## WORK TO COMPLETE
How many lines in the rows below contain the string "thumbs"? Reply with the number alone.

## ENTRIES SHOWN
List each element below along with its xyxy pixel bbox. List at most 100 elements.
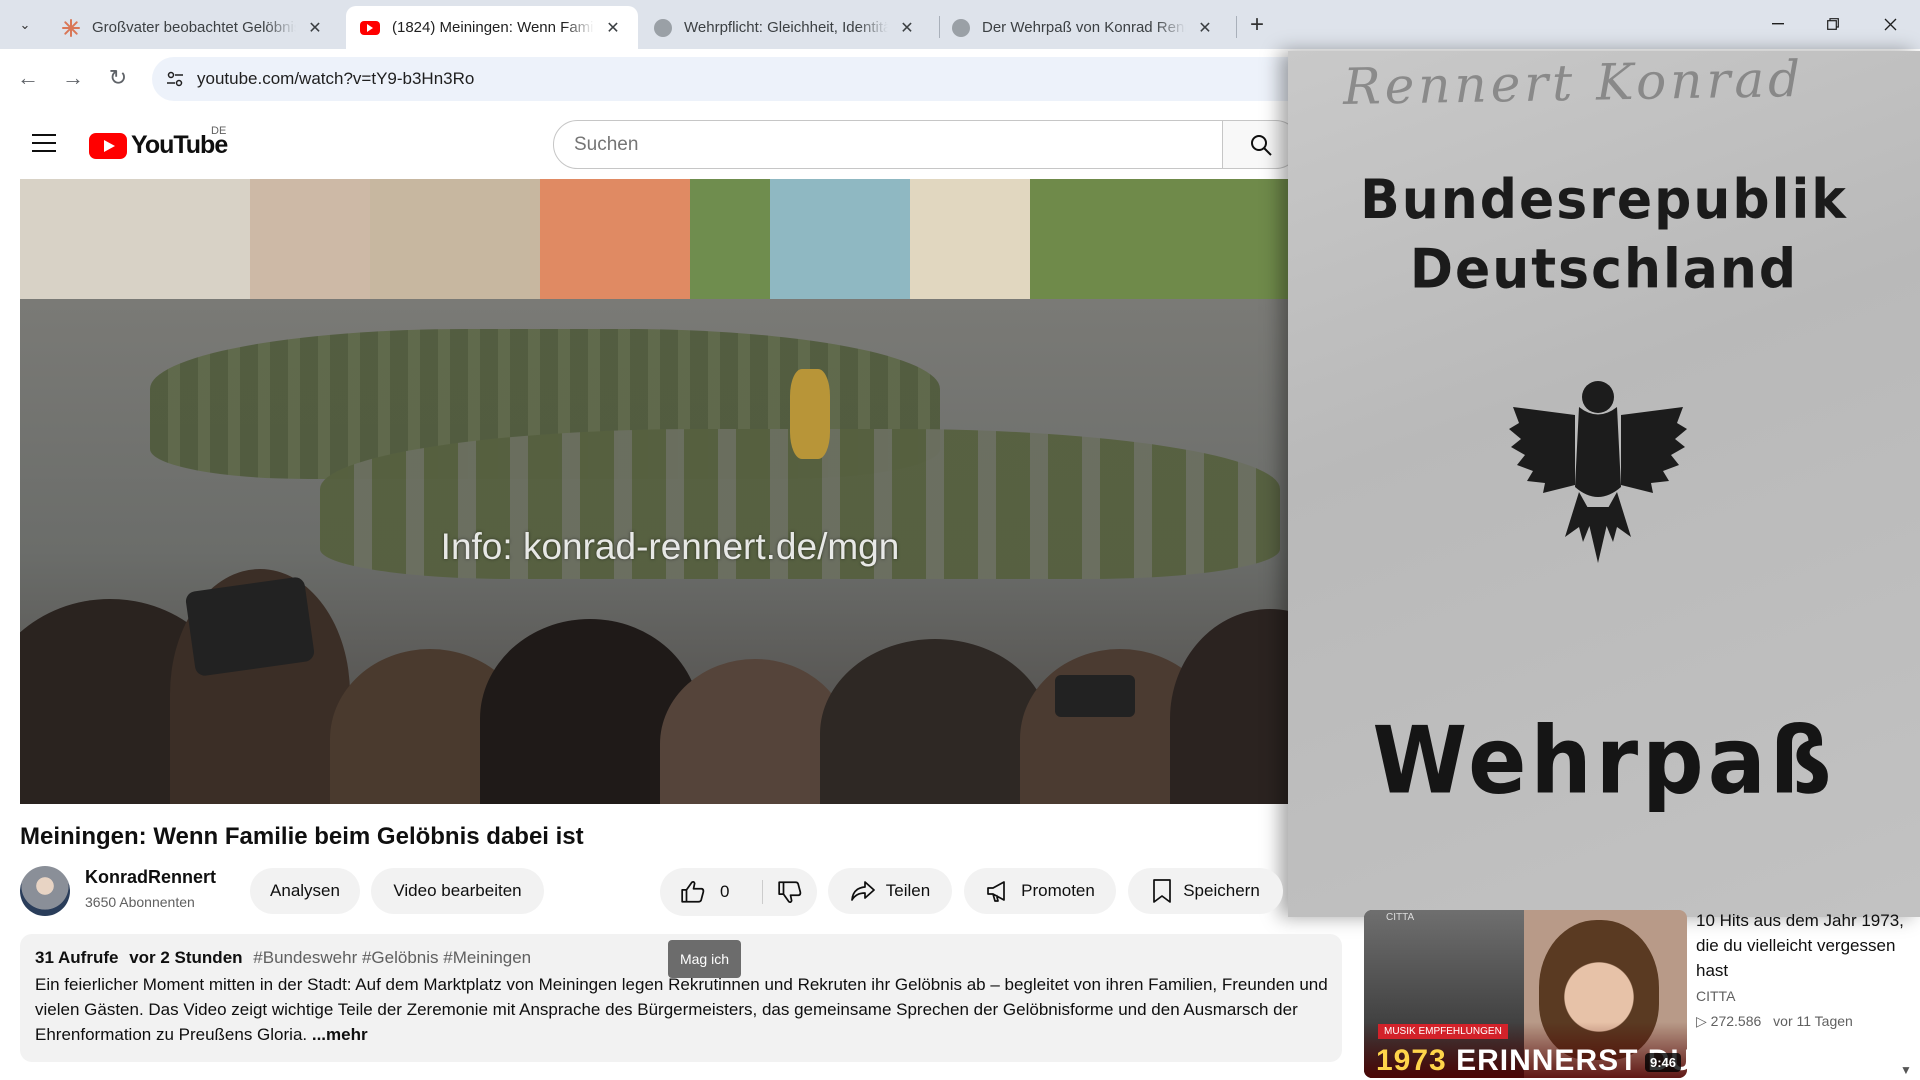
back-button[interactable]: ← [12,62,44,94]
edit-video-button[interactable]: Video bearbeiten [371,868,544,914]
tab-grossvater[interactable]: Großvater beobachtet Gelöbnis ✕ [48,6,340,49]
view-count: 31 Aufrufe [35,948,119,967]
tab-wehrpflicht[interactable]: Wehrpflicht: Gleichheit, Identität ✕ [640,6,932,49]
save-button[interactable]: Speichern [1128,868,1283,914]
tab-wehrpass[interactable]: Der Wehrpaß von Konrad Renne ✕ [938,6,1230,49]
subscriber-count: 3650 Abonnenten [85,894,195,910]
wehrpass-title: Wehrpaß [1372,707,1836,815]
recommendation-age: vor 11 Tagen [1773,1013,1853,1029]
tab-title: Großvater beobachtet Gelöbnis [92,19,296,36]
tab-title: (1824) Meiningen: Wenn Familie [392,19,594,36]
like-dislike-group: 0 [660,868,817,916]
forward-button[interactable]: → [57,62,89,94]
wehrpass-country-line2: Deutschland [1409,238,1799,302]
like-count: 0 [720,882,730,901]
arrow-right-icon: → [62,65,84,90]
restore-icon [1827,18,1839,30]
building [770,179,910,319]
promote-button[interactable]: Promoten [964,868,1116,914]
upload-age: vor 2 Stunden [129,948,243,967]
claude-favicon-icon [62,18,80,37]
site-settings-icon[interactable] [164,68,186,90]
building [370,179,540,319]
recommendation-title[interactable]: 10 Hits aus dem Jahr 1973, die du vielle… [1696,908,1906,983]
site-favicon-icon [654,18,672,37]
thumbnail-year: 1973 [1376,1044,1447,1077]
tab-close-icon[interactable]: ✕ [304,17,326,39]
share-label: Teilen [885,881,931,900]
bookmark-icon [1151,878,1173,904]
thumbnail-brand: CITTA [1386,912,1415,923]
tab-search-button[interactable]: ⌄ [12,12,38,38]
arrow-left-icon: ← [17,65,39,90]
building [910,179,1030,319]
promote-label: Promoten [1021,881,1095,900]
close-window-button[interactable] [1867,8,1913,40]
tab-title: Der Wehrpaß von Konrad Renne [982,19,1186,36]
scroll-down-arrow-icon[interactable]: ▼ [1900,1063,1912,1077]
youtube-favicon-icon [360,20,380,35]
video-title: Meiningen: Wenn Familie beim Gelöbnis da… [20,823,584,850]
megaphone-icon [985,879,1011,903]
description-body: Ein feierlicher Moment mitten in der Sta… [35,975,1328,1044]
tree [690,179,770,319]
share-button[interactable]: Teilen [828,868,952,914]
tab-close-icon[interactable]: ✕ [896,17,918,39]
video-player[interactable]: Info: konrad-rennert.de/mgn [20,179,1320,804]
save-label: Speichern [1183,881,1260,900]
minimize-icon [1772,23,1784,25]
wehrpass-country-line1: Bundesrepublik [1360,168,1848,232]
tab-close-icon[interactable]: ✕ [1194,17,1216,39]
browser-tabstrip: ⌄ Großvater beobachtet Gelöbnis ✕ (1824)… [0,0,1920,49]
building [250,179,370,319]
thumbnail-label: MUSIK EMPFEHLUNGEN [1378,1024,1508,1039]
search-field[interactable] [553,120,1223,169]
reload-button[interactable]: ↻ [102,62,134,94]
thumbnail-text: 1973 ERINNERST DU DICH [1376,1044,1687,1078]
play-icon: ▷ [1696,1013,1707,1029]
share-icon [850,879,876,903]
close-icon [1884,18,1896,30]
smartphone [184,576,316,677]
country-code: DE [211,125,227,137]
video-duration: 9:46 [1644,1053,1681,1072]
new-tab-button[interactable]: + [1243,12,1271,40]
edit-video-label: Video bearbeiten [393,881,522,900]
analytics-button[interactable]: Analysen [250,868,360,914]
url-text: youtube.com/watch?v=tY9-b3Hn3Ro [197,69,475,88]
youtube-logo[interactable]: YouTube [89,131,228,160]
avatar[interactable] [20,866,70,916]
tab-meiningen[interactable]: (1824) Meiningen: Wenn Familie ✕ [346,6,638,49]
federal-eagle-icon [1509,381,1687,563]
wehrpass-overlay-image: Rennert Konrad Bundesrepublik Deutschlan… [1288,51,1920,917]
menu-icon[interactable] [32,134,56,154]
restore-button[interactable] [1810,8,1856,40]
thumbs-up-icon [681,881,705,903]
thumbs-down-icon [778,881,802,903]
like-tooltip: Mag ich [668,940,741,978]
site-favicon-icon [952,18,970,37]
tuba [790,369,830,459]
chevron-down-icon: ⌄ [19,17,31,32]
like-button[interactable]: 0 [660,868,762,916]
recommendation-channel[interactable]: CITTA [1696,988,1735,1004]
wehrpass-handwritten-name: Rennert Konrad [1342,51,1805,117]
dislike-button[interactable] [763,868,817,916]
tab-title: Wehrpflicht: Gleichheit, Identität [684,19,888,36]
search-input[interactable] [554,121,1222,168]
tree [1030,179,1320,319]
analytics-label: Analysen [270,881,340,900]
youtube-play-icon [89,132,127,159]
wehrpass-country: Bundesrepublik Deutschland [1288,166,1920,305]
recommendation-views: 272.586 [1710,1013,1762,1029]
hashtags[interactable]: #Bundeswehr #Gelöbnis #Meiningen [253,948,531,967]
show-more-link[interactable]: ...mehr [312,1025,368,1044]
minimize-button[interactable] [1755,8,1801,40]
tab-close-icon[interactable]: ✕ [602,17,624,39]
tab-separator [1236,16,1237,38]
recommendation-thumbnail[interactable]: CITTA MUSIK EMPFEHLUNGEN 1973 ERINNERST … [1364,910,1687,1078]
description-text: Ein feierlicher Moment mitten in der Sta… [35,972,1335,1047]
building [20,179,250,319]
channel-name[interactable]: KonradRennert [85,867,216,888]
smartphone [1055,675,1135,717]
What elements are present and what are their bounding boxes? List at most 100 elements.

## RESPONSE TO THIS TASK
2